### WHAT IS EXPECTED
Copy everything from the start of the records down to the line containing "x-tick-label: 2024W27 bbox=[718, 737, 776, 752]", renaming "y-tick-label" to "y-axis-label" and keeping everything else unchanged.

Element position data:
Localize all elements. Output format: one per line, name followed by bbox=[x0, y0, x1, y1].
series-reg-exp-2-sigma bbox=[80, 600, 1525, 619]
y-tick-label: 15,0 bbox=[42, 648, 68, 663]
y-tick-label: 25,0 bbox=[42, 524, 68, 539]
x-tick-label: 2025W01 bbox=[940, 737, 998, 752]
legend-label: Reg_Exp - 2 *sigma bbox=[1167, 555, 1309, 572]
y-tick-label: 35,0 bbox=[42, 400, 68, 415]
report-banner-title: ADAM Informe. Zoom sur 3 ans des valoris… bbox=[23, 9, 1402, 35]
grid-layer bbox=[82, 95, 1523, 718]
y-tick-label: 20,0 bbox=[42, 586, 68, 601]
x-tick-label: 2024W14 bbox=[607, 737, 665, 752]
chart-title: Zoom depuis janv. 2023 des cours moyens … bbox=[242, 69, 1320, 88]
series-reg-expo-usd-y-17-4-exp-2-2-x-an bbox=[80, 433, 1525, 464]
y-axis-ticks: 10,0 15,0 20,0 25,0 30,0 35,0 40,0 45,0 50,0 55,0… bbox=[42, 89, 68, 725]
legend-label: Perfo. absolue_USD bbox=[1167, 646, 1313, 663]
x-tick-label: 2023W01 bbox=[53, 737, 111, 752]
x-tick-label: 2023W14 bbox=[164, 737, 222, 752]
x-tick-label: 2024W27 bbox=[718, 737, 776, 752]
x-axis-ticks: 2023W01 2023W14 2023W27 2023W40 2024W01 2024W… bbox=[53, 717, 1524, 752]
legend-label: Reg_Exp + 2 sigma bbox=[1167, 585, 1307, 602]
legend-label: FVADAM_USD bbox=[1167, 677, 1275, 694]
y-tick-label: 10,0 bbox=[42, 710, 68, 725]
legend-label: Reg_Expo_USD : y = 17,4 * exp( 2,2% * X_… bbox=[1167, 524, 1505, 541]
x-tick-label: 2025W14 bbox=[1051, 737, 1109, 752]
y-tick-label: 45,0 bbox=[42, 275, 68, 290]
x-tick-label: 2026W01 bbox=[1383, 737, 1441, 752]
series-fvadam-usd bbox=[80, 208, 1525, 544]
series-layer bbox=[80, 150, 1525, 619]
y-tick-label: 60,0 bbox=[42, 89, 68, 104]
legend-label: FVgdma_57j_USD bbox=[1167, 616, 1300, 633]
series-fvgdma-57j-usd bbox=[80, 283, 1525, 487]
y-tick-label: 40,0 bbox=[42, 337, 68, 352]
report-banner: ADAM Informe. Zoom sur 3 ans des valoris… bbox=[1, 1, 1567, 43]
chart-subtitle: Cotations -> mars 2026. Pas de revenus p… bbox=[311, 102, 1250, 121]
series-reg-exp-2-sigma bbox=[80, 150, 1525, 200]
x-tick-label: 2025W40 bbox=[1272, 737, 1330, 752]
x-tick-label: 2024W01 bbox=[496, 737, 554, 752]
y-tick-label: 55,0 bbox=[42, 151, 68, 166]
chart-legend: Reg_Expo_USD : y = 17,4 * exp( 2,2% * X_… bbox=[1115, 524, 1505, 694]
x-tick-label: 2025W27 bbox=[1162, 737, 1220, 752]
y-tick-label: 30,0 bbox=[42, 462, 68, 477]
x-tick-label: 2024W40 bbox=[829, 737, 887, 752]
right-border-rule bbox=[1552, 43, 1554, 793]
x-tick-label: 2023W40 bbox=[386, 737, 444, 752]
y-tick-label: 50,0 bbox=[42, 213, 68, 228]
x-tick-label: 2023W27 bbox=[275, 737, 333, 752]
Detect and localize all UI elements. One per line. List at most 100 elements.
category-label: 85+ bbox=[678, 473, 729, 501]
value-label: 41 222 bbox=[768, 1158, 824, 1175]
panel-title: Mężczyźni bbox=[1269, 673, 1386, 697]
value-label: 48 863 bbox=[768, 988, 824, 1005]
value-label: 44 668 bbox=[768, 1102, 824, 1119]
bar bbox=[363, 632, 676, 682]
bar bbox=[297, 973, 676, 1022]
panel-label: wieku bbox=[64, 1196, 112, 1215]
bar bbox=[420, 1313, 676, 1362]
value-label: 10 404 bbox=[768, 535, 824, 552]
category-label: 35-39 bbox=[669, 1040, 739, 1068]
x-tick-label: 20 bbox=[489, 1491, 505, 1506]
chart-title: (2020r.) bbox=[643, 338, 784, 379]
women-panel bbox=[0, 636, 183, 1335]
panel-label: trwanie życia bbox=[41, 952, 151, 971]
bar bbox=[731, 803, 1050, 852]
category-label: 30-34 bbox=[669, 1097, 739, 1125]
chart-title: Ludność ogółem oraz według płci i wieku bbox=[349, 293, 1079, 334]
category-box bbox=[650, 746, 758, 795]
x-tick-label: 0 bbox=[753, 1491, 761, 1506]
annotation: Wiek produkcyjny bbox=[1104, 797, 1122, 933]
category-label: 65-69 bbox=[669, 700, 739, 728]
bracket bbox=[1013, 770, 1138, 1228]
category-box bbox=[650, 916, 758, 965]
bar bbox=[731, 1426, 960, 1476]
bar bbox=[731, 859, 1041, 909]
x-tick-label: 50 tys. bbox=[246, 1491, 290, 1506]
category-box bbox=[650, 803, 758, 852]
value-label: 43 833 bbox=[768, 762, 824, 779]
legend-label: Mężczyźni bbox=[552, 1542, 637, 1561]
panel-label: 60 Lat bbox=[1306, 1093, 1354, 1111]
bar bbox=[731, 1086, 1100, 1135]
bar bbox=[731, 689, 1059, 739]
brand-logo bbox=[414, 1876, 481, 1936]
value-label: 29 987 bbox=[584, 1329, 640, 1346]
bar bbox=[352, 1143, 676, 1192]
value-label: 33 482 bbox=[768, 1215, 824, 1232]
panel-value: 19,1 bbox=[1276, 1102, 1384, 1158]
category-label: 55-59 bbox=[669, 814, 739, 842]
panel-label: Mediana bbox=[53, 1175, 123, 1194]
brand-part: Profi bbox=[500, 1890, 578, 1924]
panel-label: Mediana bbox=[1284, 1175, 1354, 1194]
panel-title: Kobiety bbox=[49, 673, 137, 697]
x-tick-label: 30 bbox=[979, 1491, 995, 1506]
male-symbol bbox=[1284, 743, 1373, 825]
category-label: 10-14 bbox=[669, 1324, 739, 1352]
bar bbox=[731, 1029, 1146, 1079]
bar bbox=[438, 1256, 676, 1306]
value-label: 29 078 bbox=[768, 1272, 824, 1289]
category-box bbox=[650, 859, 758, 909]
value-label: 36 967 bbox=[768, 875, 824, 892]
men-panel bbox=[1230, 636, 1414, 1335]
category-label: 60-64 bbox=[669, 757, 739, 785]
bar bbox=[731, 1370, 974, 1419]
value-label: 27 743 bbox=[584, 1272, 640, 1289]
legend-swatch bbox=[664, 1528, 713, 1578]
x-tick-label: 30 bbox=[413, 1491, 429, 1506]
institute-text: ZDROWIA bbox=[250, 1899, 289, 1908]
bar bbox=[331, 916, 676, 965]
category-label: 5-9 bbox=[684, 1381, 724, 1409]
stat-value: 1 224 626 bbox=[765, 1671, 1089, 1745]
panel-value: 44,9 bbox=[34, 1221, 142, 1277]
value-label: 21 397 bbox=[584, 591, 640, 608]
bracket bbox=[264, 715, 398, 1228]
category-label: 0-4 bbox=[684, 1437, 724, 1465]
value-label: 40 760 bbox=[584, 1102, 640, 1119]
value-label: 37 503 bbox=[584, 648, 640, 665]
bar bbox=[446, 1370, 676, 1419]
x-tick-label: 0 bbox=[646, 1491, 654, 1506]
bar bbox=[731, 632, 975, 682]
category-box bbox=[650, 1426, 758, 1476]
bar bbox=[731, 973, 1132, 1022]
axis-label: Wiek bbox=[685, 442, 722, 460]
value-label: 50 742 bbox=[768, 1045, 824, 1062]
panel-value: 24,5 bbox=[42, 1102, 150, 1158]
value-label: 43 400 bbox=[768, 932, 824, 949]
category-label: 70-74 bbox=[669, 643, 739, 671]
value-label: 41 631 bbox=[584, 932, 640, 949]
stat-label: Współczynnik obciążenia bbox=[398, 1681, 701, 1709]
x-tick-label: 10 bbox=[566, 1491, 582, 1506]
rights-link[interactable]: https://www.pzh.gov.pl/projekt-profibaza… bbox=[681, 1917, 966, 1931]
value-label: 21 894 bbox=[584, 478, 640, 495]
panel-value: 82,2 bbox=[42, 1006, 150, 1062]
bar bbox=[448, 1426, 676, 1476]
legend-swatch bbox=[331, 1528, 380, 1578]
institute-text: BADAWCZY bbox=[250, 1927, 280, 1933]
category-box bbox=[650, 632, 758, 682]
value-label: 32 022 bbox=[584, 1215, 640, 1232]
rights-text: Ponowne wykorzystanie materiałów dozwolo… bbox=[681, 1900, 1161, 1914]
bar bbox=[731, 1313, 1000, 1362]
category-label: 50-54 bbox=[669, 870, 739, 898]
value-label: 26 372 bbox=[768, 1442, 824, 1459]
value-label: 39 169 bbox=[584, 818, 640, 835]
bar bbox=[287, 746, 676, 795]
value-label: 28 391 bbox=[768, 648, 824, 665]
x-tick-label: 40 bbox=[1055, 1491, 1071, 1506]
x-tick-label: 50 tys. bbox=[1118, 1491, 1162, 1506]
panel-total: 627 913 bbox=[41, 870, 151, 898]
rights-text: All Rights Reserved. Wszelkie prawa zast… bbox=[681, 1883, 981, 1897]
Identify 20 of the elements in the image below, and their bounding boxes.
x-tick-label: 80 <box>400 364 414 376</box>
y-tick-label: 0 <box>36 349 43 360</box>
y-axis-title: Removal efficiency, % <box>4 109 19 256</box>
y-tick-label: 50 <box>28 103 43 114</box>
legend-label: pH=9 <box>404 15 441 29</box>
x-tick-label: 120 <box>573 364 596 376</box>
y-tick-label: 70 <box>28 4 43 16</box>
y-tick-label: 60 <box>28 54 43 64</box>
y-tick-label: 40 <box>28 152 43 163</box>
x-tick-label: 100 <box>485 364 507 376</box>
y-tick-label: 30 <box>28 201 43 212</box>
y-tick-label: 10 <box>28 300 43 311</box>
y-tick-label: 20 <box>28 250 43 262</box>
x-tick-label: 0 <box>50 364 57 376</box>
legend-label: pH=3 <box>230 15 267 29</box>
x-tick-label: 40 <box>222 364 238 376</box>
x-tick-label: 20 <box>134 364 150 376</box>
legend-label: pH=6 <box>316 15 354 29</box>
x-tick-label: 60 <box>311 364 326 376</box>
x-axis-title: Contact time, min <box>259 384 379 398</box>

### EXPECTED ANSWER
Localize all elements. Output format: one per line, name followed by bbox=[x0, y0, x1, y1].
series-reg-exp-2-sigma bbox=[80, 600, 1525, 619]
y-axis-label: 15,0 bbox=[42, 648, 68, 663]
y-axis-label: 25,0 bbox=[42, 524, 68, 539]
x-tick-label: 2025W01 bbox=[940, 737, 998, 752]
legend-label: Reg_Exp - 2 *sigma bbox=[1167, 555, 1309, 572]
y-axis-label: 35,0 bbox=[42, 400, 68, 415]
report-banner-title: ADAM Informe. Zoom sur 3 ans des valoris… bbox=[23, 9, 1402, 35]
grid-layer bbox=[82, 95, 1523, 718]
y-axis-label: 20,0 bbox=[42, 586, 68, 601]
x-tick-label: 2024W14 bbox=[607, 737, 665, 752]
chart-title: Zoom depuis janv. 2023 des cours moyens … bbox=[242, 69, 1320, 88]
series-reg-expo-usd-y-17-4-exp-2-2-x-an bbox=[80, 433, 1525, 464]
y-axis-ticks: 10,0 15,0 20,0 25,0 30,0 35,0 40,0 45,0 50,0 55,0… bbox=[42, 89, 68, 725]
legend-label: Perfo. absolue_USD bbox=[1167, 646, 1313, 663]
x-tick-label: 2023W01 bbox=[53, 737, 111, 752]
x-tick-label: 2023W14 bbox=[164, 737, 222, 752]
x-tick-label: 2024W27 bbox=[718, 737, 776, 752]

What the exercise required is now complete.